▶ [Given problem]: Reply with only the number of lines that contain the string "East".
╭─ Data rows
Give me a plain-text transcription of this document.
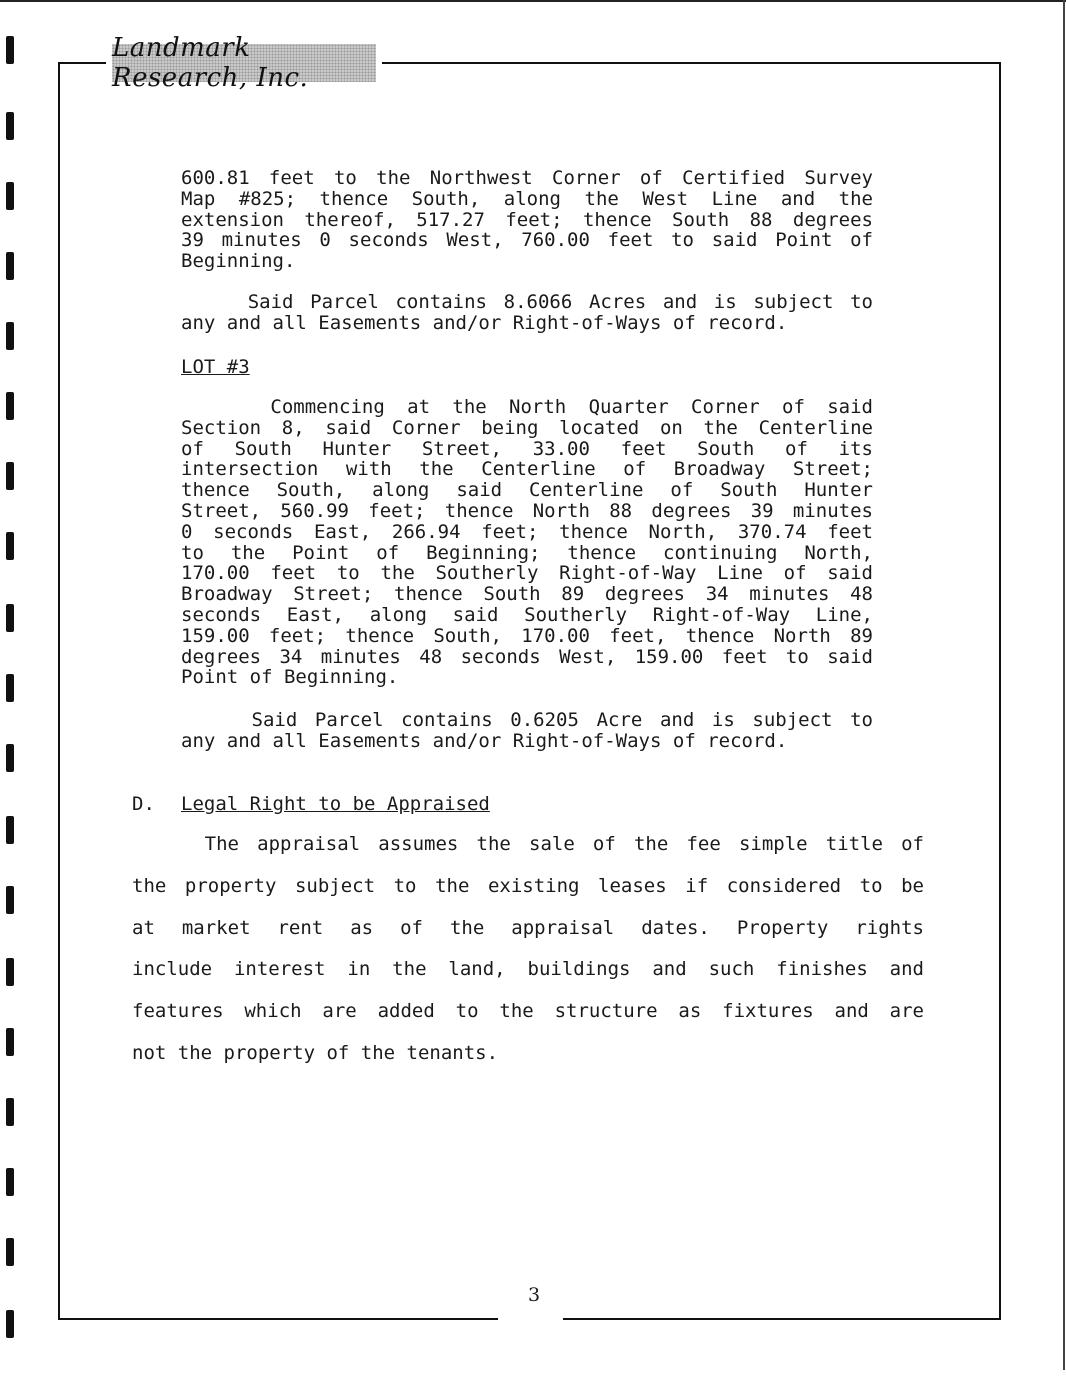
Landmark Research, Inc.
600.81 feet to the Northwest Corner of Certified Survey
Map #825; thence South, along the West Line and the
extension thereof, 517.27 feet; thence South 88 degrees
39 minutes 0 seconds West, 760.00 feet to said Point of
Beginning.
Said Parcel contains 8.6066 Acres and is subject to
any and all Easements and/or Right-of-Ways of record.
LOT #3
Commencing at the North Quarter Corner of said
Section 8, said Corner being located on the Centerline
of South Hunter Street, 33.00 feet South of its
intersection with the Centerline of Broadway Street;
thence South, along said Centerline of South Hunter
Street, 560.99 feet; thence North 88 degrees 39 minutes
0 seconds East, 266.94 feet; thence North, 370.74 feet
to the Point of Beginning; thence continuing North,
170.00 feet to the Southerly Right-of-Way Line of said
Broadway Street; thence South 89 degrees 34 minutes 48
seconds East, along said Southerly Right-of-Way Line,
159.00 feet; thence South, 170.00 feet, thence North 89
degrees 34 minutes 48 seconds West, 159.00 feet to said
Point of Beginning.
Said Parcel contains 0.6205 Acre and is subject to
any and all Easements and/or Right-of-Ways of record.
D. Legal Right to be Appraised
The appraisal assumes the sale of the fee simple title of
the property subject to the existing leases if considered to be
at market rent as of the appraisal dates. Property rights
include interest in the land, buildings and such finishes and
features which are added to the structure as fixtures and are
not the property of the tenants.
3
╰─
▶ [Solution to the exercise]: 2